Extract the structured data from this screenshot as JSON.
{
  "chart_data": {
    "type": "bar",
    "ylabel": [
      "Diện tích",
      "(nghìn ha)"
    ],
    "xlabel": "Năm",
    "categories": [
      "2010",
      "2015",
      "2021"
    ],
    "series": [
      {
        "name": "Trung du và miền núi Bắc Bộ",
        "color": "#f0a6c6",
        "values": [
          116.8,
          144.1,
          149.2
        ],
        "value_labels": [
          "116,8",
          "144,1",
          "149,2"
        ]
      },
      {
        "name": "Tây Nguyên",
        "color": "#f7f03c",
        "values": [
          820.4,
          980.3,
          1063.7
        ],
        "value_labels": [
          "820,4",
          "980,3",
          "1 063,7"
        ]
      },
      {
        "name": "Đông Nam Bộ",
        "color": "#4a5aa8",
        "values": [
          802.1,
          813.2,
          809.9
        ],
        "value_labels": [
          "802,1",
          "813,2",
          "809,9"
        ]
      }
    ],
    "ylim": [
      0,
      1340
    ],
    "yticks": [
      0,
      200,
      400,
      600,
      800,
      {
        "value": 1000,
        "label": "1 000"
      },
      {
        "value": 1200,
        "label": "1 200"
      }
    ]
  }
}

··········

→ **Challenge**
Every entry above should be retyped exactly as shown.

→ **Answer to this task**
Extract the structured data from this screenshot as JSON.
{
  "chart_data": {
    "type": "bar",
    "ylabel": [
      "Diện tích",
      "(nghìn ha)"
    ],
    "xlabel": "Năm",
    "categories": [
      "2010",
      "2015",
      "2021"
    ],
    "series": [
      {
        "name": "Trung du và miền núi Bắc Bộ",
        "color": "#f0a6c6",
        "values": [
          116.8,
          144.1,
          149.2
        ],
        "value_labels": [
          "116,8",
          "144,1",
          "149,2"
        ]
      },
      {
        "name": "Tây Nguyên",
        "color": "#f7f03c",
        "values": [
          820.4,
          980.3,
          1063.7
        ],
        "value_labels": [
          "820,4",
          "980,3",
          "1 063,7"
        ]
      },
      {
        "name": "Đông Nam Bộ",
        "color": "#4a5aa8",
        "values": [
          802.1,
          813.2,
          809.9
        ],
        "value_labels": [
          "802,1",
          "813,2",
          "809,9"
        ]
      }
    ],
    "ylim": [
      0,
      1340
    ],
    "yticks": [
      0,
      200,
      400,
      600,
      800,
      {
        "value": 1000,
        "label": "1 000"
      },
      {
        "value": 1200,
        "label": "1 200"
      }
    ]
  }
}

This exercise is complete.